= Task objective =
Copy out all the entries word for word.

= Supplied information =
§
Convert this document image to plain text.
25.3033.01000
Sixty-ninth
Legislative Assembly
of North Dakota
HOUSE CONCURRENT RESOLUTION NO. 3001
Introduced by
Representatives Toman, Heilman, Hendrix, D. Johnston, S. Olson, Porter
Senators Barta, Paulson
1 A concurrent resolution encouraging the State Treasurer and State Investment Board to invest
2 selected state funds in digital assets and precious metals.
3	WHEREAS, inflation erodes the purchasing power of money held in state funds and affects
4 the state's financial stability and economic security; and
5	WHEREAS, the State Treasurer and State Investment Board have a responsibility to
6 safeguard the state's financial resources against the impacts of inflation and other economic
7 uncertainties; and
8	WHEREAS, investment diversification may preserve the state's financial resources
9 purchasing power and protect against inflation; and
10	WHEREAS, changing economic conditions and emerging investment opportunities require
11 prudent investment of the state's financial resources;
§
= Output of the task =
Convert this document image to plain text.
25.3033.01000
Sixty-ninth
Legislative Assembly
of North Dakota
HOUSE CONCURRENT RESOLUTION NO. 3001
Introduced by
Representatives Toman, Heilman, Hendrix, D. Johnston, S. Olson, Porter
Senators Barta, Paulson
1 A concurrent resolution encouraging the State Treasurer and State Investment Board to invest
2 selected state funds in digital assets and precious metals.
3	WHEREAS, inflation erodes the purchasing power of money held in state funds and affects
4 the state's financial stability and economic security; and
5	WHEREAS, the State Treasurer and State Investment Board have a responsibility to
6 safeguard the state's financial resources against the impacts of inflation and other economic
7 uncertainties; and
8	WHEREAS, investment diversification may preserve the state's financial resources
9 purchasing power and protect against inflation; and
10	WHEREAS, changing economic conditions and emerging investment opportunities require
11 prudent investment of the state's financial resources;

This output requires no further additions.